_The exercise_
Repeat, word for word, the line with "Read all visible content and emit it as JSON." and each one after it to the end. No picture goes into the copy.

[Stored dataset items]
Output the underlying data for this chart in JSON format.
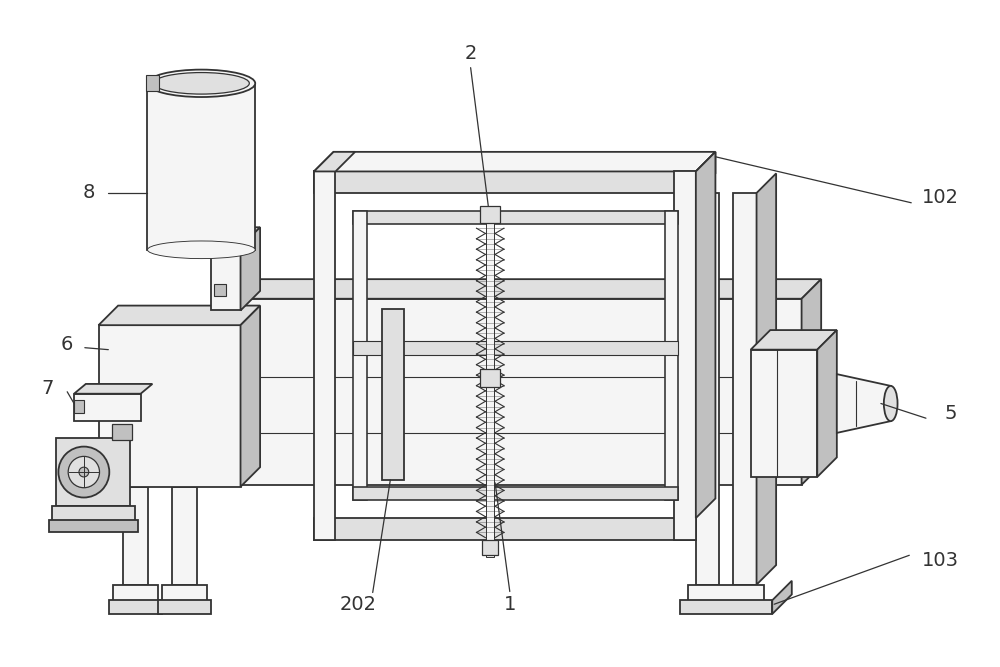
{
  "bg_color": "#ffffff",
  "line_color": "#333333",
  "light_fill": "#f5f5f5",
  "medium_fill": "#e0e0e0",
  "dark_fill": "#c0c0c0",
  "label_fontsize": 14,
  "figsize": [
    10.0,
    6.67
  ]
}
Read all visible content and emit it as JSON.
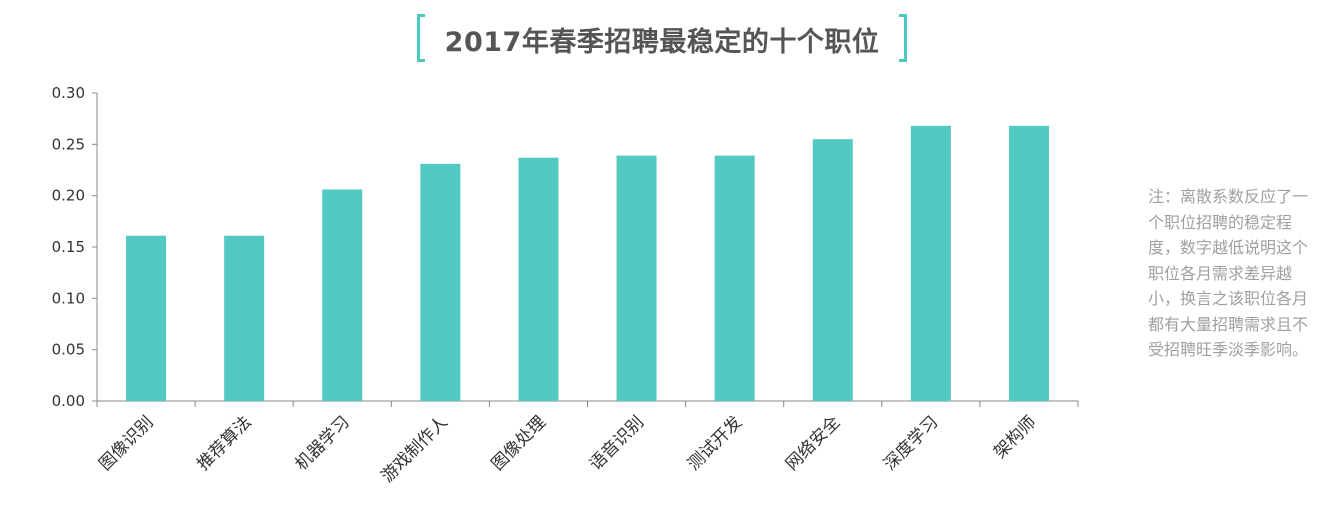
{
  "title": "2017年春季招聘最稳定的十个职位",
  "note": "注：离散系数反应了一个职位招聘的稳定程度，数字越低说明这个职位各月需求差异越小，换言之该职位各月都有大量招聘需求且不受招聘旺季淡季影响。",
  "colors": {
    "bar": "#52c9c1",
    "accent": "#4ec9c0",
    "axis": "#888888"
  },
  "chart_data": {
    "type": "bar",
    "title": "2017年春季招聘最稳定的十个职位",
    "categories": [
      "图像识别",
      "推荐算法",
      "机器学习",
      "游戏制作人",
      "图像处理",
      "语音识别",
      "测试开发",
      "网络安全",
      "深度学习",
      "架构师"
    ],
    "values": [
      0.161,
      0.161,
      0.206,
      0.231,
      0.237,
      0.239,
      0.239,
      0.255,
      0.268,
      0.268
    ],
    "ylim": [
      0,
      0.3
    ],
    "yticks": [
      "0.00",
      "0.05",
      "0.10",
      "0.15",
      "0.20",
      "0.25",
      "0.30"
    ],
    "xlabel": "",
    "ylabel": "",
    "grid": false,
    "legend": "none"
  }
}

_Finished task_
Read all visible content and emit it as JSON.
{
  "title": "2017年春季招聘最稳定的十个职位",
  "note": "注：离散系数反应了一个职位招聘的稳定程度，数字越低说明这个职位各月需求差异越小，换言之该职位各月都有大量招聘需求且不受招聘旺季淡季影响。",
  "colors": {
    "bar": "#52c9c1",
    "accent": "#4ec9c0",
    "axis": "#888888"
  },
  "chart_data": {
    "type": "bar",
    "title": "2017年春季招聘最稳定的十个职位",
    "categories": [
      "图像识别",
      "推荐算法",
      "机器学习",
      "游戏制作人",
      "图像处理",
      "语音识别",
      "测试开发",
      "网络安全",
      "深度学习",
      "架构师"
    ],
    "values": [
      0.161,
      0.161,
      0.206,
      0.231,
      0.237,
      0.239,
      0.239,
      0.255,
      0.268,
      0.268
    ],
    "ylim": [
      0,
      0.3
    ],
    "yticks": [
      "0.00",
      "0.05",
      "0.10",
      "0.15",
      "0.20",
      "0.25",
      "0.30"
    ],
    "xlabel": "",
    "ylabel": "",
    "grid": false,
    "legend": "none"
  }
}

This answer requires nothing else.